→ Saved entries
== == ==

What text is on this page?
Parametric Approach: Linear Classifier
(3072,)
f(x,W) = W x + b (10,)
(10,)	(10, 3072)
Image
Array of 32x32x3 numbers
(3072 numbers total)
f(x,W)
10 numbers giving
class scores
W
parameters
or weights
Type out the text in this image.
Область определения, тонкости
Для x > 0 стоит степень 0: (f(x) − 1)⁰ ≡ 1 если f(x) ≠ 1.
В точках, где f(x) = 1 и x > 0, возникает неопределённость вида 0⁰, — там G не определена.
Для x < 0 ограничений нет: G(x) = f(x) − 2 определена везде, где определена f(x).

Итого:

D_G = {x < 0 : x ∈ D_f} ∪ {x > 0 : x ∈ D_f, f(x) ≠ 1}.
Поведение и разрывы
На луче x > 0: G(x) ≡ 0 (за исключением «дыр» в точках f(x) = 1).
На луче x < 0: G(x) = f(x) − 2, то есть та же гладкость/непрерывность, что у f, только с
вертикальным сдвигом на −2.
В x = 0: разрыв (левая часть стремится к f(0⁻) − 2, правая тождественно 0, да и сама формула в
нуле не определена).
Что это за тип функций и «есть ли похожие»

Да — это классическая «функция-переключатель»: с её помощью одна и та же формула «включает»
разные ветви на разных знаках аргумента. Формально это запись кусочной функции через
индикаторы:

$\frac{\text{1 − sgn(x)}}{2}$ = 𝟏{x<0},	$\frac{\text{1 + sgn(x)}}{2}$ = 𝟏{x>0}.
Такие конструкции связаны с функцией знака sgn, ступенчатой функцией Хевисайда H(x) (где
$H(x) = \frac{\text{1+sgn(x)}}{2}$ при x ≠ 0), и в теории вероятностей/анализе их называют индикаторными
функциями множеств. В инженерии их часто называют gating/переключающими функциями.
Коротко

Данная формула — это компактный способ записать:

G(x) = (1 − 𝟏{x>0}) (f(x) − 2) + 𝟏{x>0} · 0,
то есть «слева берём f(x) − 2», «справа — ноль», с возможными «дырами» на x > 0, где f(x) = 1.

== == ==

→ Objective
From the listing above, reproduce all the lines exactly.

→ Solution to this exercise
What text is on this page?
Parametric Approach: Linear Classifier
(3072,)
f(x,W) = W x + b (10,)
(10,)	(10, 3072)
Image
Array of 32x32x3 numbers
(3072 numbers total)
f(x,W)
10 numbers giving
class scores
W
parameters
or weights
Type out the text in this image.
Область определения, тонкости
Для x > 0 стоит степень 0: (f(x) − 1)⁰ ≡ 1 если f(x) ≠ 1.
В точках, где f(x) = 1 и x > 0, возникает неопределённость вида 0⁰, — там G не определена.
Для x < 0 ограничений нет: G(x) = f(x) − 2 определена везде, где определена f(x).

Итого:

D_G = {x < 0 : x ∈ D_f} ∪ {x > 0 : x ∈ D_f, f(x) ≠ 1}.
Поведение и разрывы
На луче x > 0: G(x) ≡ 0 (за исключением «дыр» в точках f(x) = 1).
На луче x < 0: G(x) = f(x) − 2, то есть та же гладкость/непрерывность, что у f, только с
вертикальным сдвигом на −2.
В x = 0: разрыв (левая часть стремится к f(0⁻) − 2, правая тождественно 0, да и сама формула в
нуле не определена).
Что это за тип функций и «есть ли похожие»

Да — это классическая «функция-переключатель»: с её помощью одна и та же формула «включает»
разные ветви на разных знаках аргумента. Формально это запись кусочной функции через
индикаторы:

$\frac{\text{1 − sgn(x)}}{2}$ = 𝟏{x<0},	$\frac{\text{1 + sgn(x)}}{2}$ = 𝟏{x>0}.
Такие конструкции связаны с функцией знака sgn, ступенчатой функцией Хевисайда H(x) (где
$H(x) = \frac{\text{1+sgn(x)}}{2}$ при x ≠ 0), и в теории вероятностей/анализе их называют индикаторными
функциями множеств. В инженерии их часто называют gating/переключающими функциями.
Коротко

Данная формула — это компактный способ записать:

G(x) = (1 − 𝟏{x>0}) (f(x) − 2) + 𝟏{x>0} · 0,
то есть «слева берём f(x) − 2», «справа — ноль», с возможными «дырами» на x > 0, где f(x) = 1.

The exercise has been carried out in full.